#### [Dataset entries]
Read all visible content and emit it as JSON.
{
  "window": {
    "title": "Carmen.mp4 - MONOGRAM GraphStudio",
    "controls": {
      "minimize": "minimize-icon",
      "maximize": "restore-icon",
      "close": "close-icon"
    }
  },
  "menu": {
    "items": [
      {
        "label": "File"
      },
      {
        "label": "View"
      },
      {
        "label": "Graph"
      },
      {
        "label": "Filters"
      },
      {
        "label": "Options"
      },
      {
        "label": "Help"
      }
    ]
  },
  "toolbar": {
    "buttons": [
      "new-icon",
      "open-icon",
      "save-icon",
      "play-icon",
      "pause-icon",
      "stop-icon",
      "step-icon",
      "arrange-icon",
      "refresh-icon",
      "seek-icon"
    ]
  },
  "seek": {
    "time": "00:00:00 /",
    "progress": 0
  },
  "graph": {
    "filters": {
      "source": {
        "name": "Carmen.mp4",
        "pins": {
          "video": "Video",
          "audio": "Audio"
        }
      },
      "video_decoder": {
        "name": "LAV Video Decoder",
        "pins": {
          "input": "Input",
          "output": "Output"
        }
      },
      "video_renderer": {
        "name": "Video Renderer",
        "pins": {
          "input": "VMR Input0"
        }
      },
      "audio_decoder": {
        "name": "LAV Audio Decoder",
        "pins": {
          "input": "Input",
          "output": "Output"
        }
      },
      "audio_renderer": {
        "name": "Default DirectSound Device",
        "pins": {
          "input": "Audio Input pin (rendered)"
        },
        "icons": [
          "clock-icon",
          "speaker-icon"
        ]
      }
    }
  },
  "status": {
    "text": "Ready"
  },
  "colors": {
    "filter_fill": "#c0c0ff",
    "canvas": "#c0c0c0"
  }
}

#### [Do this]
Type out all of the material again, word for word.

#### [Solution to the exercise]
Read all visible content and emit it as JSON.
{
  "window": {
    "title": "Carmen.mp4 - MONOGRAM GraphStudio",
    "controls": {
      "minimize": "minimize-icon",
      "maximize": "restore-icon",
      "close": "close-icon"
    }
  },
  "menu": {
    "items": [
      {
        "label": "File"
      },
      {
        "label": "View"
      },
      {
        "label": "Graph"
      },
      {
        "label": "Filters"
      },
      {
        "label": "Options"
      },
      {
        "label": "Help"
      }
    ]
  },
  "toolbar": {
    "buttons": [
      "new-icon",
      "open-icon",
      "save-icon",
      "play-icon",
      "pause-icon",
      "stop-icon",
      "step-icon",
      "arrange-icon",
      "refresh-icon",
      "seek-icon"
    ]
  },
  "seek": {
    "time": "00:00:00 /",
    "progress": 0
  },
  "graph": {
    "filters": {
      "source": {
        "name": "Carmen.mp4",
        "pins": {
          "video": "Video",
          "audio": "Audio"
        }
      },
      "video_decoder": {
        "name": "LAV Video Decoder",
        "pins": {
          "input": "Input",
          "output": "Output"
        }
      },
      "video_renderer": {
        "name": "Video Renderer",
        "pins": {
          "input": "VMR Input0"
        }
      },
      "audio_decoder": {
        "name": "LAV Audio Decoder",
        "pins": {
          "input": "Input",
          "output": "Output"
        }
      },
      "audio_renderer": {
        "name": "Default DirectSound Device",
        "pins": {
          "input": "Audio Input pin (rendered)"
        },
        "icons": [
          "clock-icon",
          "speaker-icon"
        ]
      }
    }
  },
  "status": {
    "text": "Ready"
  },
  "colors": {
    "filter_fill": "#c0c0ff",
    "canvas": "#c0c0c0"
  }
}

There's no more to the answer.